> _What is being asked_:
All lines in which the word "Průvodce" occurs are to be extracted.

>>>>

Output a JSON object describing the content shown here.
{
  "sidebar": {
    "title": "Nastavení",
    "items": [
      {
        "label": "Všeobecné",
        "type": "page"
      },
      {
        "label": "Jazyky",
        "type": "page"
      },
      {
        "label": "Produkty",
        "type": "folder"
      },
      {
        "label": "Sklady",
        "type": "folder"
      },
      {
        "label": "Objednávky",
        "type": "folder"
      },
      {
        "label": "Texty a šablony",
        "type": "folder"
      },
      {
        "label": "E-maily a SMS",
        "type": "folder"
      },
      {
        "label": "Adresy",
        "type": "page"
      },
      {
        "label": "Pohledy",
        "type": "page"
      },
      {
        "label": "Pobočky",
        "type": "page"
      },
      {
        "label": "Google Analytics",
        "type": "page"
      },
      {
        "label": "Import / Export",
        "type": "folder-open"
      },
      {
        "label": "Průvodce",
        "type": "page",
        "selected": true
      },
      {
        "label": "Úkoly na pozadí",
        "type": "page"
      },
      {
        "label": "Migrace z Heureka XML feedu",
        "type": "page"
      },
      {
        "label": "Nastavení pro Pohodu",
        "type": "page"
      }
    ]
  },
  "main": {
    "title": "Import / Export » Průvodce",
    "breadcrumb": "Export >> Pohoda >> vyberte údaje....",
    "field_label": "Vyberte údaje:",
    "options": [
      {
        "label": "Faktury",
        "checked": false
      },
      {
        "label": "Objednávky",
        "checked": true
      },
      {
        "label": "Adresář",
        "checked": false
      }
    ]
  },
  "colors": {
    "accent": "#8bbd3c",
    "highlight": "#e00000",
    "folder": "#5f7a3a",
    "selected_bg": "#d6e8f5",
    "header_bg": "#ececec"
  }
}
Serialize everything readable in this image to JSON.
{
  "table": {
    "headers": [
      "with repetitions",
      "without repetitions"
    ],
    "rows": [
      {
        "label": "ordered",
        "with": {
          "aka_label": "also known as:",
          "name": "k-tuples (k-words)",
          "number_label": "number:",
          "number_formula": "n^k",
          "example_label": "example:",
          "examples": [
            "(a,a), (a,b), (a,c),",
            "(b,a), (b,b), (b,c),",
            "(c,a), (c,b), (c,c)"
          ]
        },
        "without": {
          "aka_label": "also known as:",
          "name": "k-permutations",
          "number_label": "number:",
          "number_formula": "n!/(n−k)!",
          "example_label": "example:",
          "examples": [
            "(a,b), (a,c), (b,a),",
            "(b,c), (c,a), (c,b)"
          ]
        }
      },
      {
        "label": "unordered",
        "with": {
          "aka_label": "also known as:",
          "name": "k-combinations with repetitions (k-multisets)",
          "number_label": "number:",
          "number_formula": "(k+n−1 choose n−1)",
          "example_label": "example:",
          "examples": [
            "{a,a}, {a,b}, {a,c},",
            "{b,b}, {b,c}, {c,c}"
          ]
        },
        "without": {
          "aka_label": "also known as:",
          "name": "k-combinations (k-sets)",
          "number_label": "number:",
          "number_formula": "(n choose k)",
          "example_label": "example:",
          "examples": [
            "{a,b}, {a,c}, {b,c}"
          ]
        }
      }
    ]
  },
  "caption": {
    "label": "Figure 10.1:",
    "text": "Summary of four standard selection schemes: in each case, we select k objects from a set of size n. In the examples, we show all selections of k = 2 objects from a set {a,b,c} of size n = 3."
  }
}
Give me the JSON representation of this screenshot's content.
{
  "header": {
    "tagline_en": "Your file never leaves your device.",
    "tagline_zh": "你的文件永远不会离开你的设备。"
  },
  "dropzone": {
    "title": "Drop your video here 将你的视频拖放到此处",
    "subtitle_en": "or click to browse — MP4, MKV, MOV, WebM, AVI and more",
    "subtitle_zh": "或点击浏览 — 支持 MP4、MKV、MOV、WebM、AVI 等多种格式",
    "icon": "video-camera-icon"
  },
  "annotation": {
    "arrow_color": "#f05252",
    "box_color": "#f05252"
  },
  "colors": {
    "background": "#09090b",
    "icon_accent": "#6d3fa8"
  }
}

<<<<

> _Problem solution_:
        "label": "Průvodce",
    "title": "Import / Export » Průvodce",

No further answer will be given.